## BRIEF:
Give back every line exactly as it appears, pictures excluded.
====== EXTRACTED DATA ======
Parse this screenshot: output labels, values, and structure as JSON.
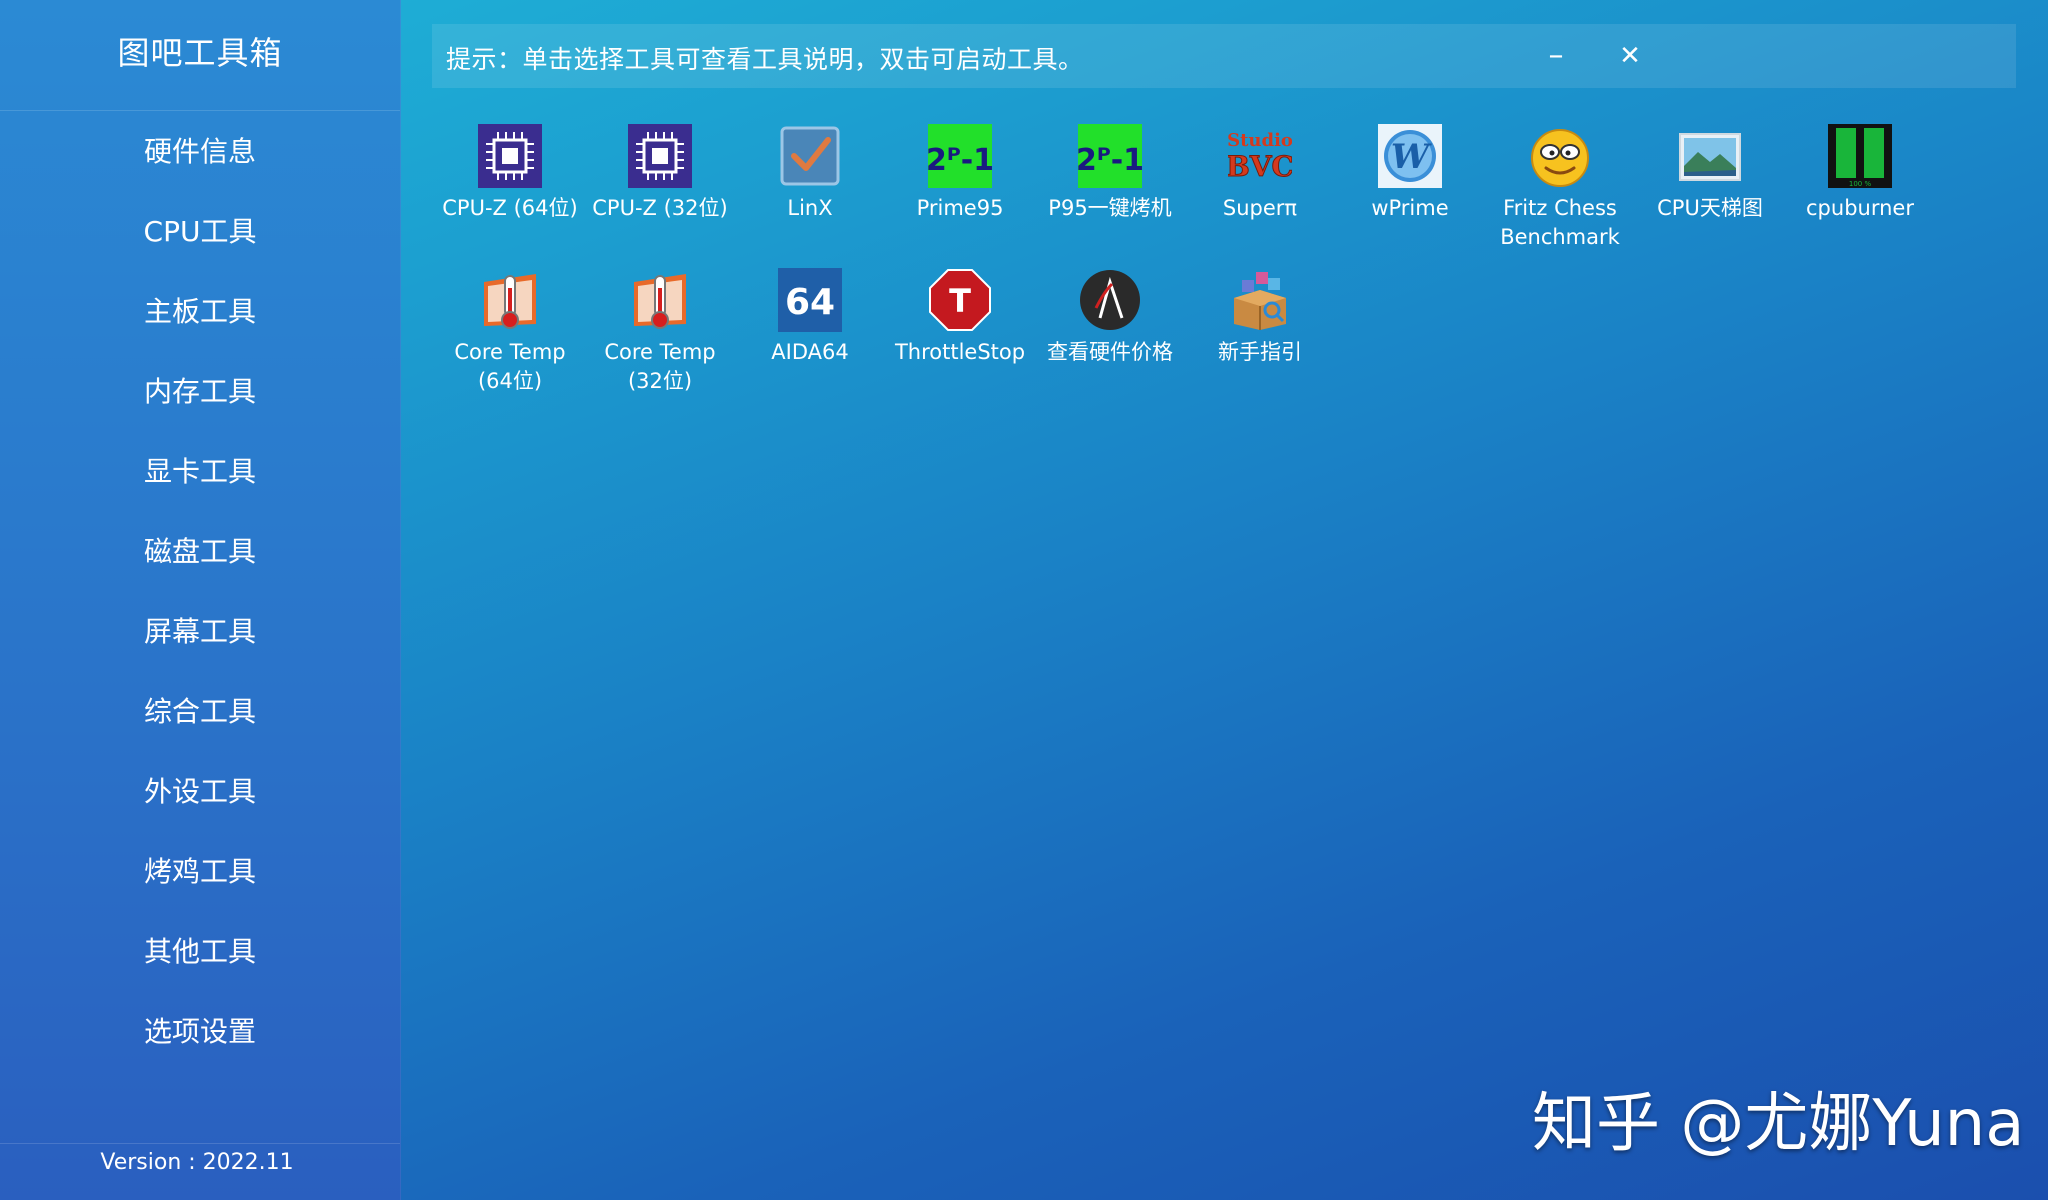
{
  "app": {
    "title": "图吧工具箱",
    "version": "Version : 2022.11"
  },
  "sidebar": {
    "items": [
      {
        "label": "硬件信息"
      },
      {
        "label": "CPU工具"
      },
      {
        "label": "主板工具"
      },
      {
        "label": "内存工具"
      },
      {
        "label": "显卡工具"
      },
      {
        "label": "磁盘工具"
      },
      {
        "label": "屏幕工具"
      },
      {
        "label": "综合工具"
      },
      {
        "label": "外设工具"
      },
      {
        "label": "烤鸡工具"
      },
      {
        "label": "其他工具"
      },
      {
        "label": "选项设置"
      }
    ]
  },
  "hint": {
    "text": "提示：单击选择工具可查看工具说明，双击可启动工具。",
    "minimize": "–",
    "close": "✕"
  },
  "tools": [
    {
      "label": "CPU-Z (64位)",
      "icon": "cpu-z-icon"
    },
    {
      "label": "CPU-Z (32位)",
      "icon": "cpu-z-icon"
    },
    {
      "label": "LinX",
      "icon": "linx-check-icon"
    },
    {
      "label": "Prime95",
      "icon": "prime95-icon",
      "icon_text": "2ᴾ-1"
    },
    {
      "label": "P95一键烤机",
      "icon": "prime95-icon",
      "icon_text": "2ᴾ-1"
    },
    {
      "label": "Superπ",
      "icon": "superpi-icon",
      "icon_text": "BVC"
    },
    {
      "label": "wPrime",
      "icon": "wprime-icon",
      "icon_text": "W"
    },
    {
      "label": "Fritz Chess\nBenchmark",
      "icon": "fritz-face-icon"
    },
    {
      "label": "CPU天梯图",
      "icon": "landscape-image-icon"
    },
    {
      "label": "cpuburner",
      "icon": "cpuburner-icon"
    },
    {
      "label": "Core Temp\n(64位)",
      "icon": "thermometer-icon"
    },
    {
      "label": "Core Temp\n(32位)",
      "icon": "thermometer-icon"
    },
    {
      "label": "AIDA64",
      "icon": "aida64-icon",
      "icon_text": "64"
    },
    {
      "label": "ThrottleStop",
      "icon": "throttlestop-icon",
      "icon_text": "T"
    },
    {
      "label": "查看硬件价格",
      "icon": "price-check-icon"
    },
    {
      "label": "新手指引",
      "icon": "guide-box-icon"
    }
  ],
  "watermark": "知乎 @尤娜Yuna",
  "colors": {
    "accent": "#1a82c6",
    "sidebar": "#2a79cc",
    "text": "#ffffff"
  }
}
======
## EXPECTED ANSWER:
Parse this screenshot: output labels, values, and structure as JSON.
{
  "app": {
    "title": "图吧工具箱",
    "version": "Version : 2022.11"
  },
  "sidebar": {
    "items": [
      {
        "label": "硬件信息"
      },
      {
        "label": "CPU工具"
      },
      {
        "label": "主板工具"
      },
      {
        "label": "内存工具"
      },
      {
        "label": "显卡工具"
      },
      {
        "label": "磁盘工具"
      },
      {
        "label": "屏幕工具"
      },
      {
        "label": "综合工具"
      },
      {
        "label": "外设工具"
      },
      {
        "label": "烤鸡工具"
      },
      {
        "label": "其他工具"
      },
      {
        "label": "选项设置"
      }
    ]
  },
  "hint": {
    "text": "提示：单击选择工具可查看工具说明，双击可启动工具。",
    "minimize": "–",
    "close": "✕"
  },
  "tools": [
    {
      "label": "CPU-Z (64位)",
      "icon": "cpu-z-icon"
    },
    {
      "label": "CPU-Z (32位)",
      "icon": "cpu-z-icon"
    },
    {
      "label": "LinX",
      "icon": "linx-check-icon"
    },
    {
      "label": "Prime95",
      "icon": "prime95-icon",
      "icon_text": "2ᴾ-1"
    },
    {
      "label": "P95一键烤机",
      "icon": "prime95-icon",
      "icon_text": "2ᴾ-1"
    },
    {
      "label": "Superπ",
      "icon": "superpi-icon",
      "icon_text": "BVC"
    },
    {
      "label": "wPrime",
      "icon": "wprime-icon",
      "icon_text": "W"
    },
    {
      "label": "Fritz Chess\nBenchmark",
      "icon": "fritz-face-icon"
    },
    {
      "label": "CPU天梯图",
      "icon": "landscape-image-icon"
    },
    {
      "label": "cpuburner",
      "icon": "cpuburner-icon"
    },
    {
      "label": "Core Temp\n(64位)",
      "icon": "thermometer-icon"
    },
    {
      "label": "Core Temp\n(32位)",
      "icon": "thermometer-icon"
    },
    {
      "label": "AIDA64",
      "icon": "aida64-icon",
      "icon_text": "64"
    },
    {
      "label": "ThrottleStop",
      "icon": "throttlestop-icon",
      "icon_text": "T"
    },
    {
      "label": "查看硬件价格",
      "icon": "price-check-icon"
    },
    {
      "label": "新手指引",
      "icon": "guide-box-icon"
    }
  ],
  "watermark": "知乎 @尤娜Yuna",
  "colors": {
    "accent": "#1a82c6",
    "sidebar": "#2a79cc",
    "text": "#ffffff"
  }
}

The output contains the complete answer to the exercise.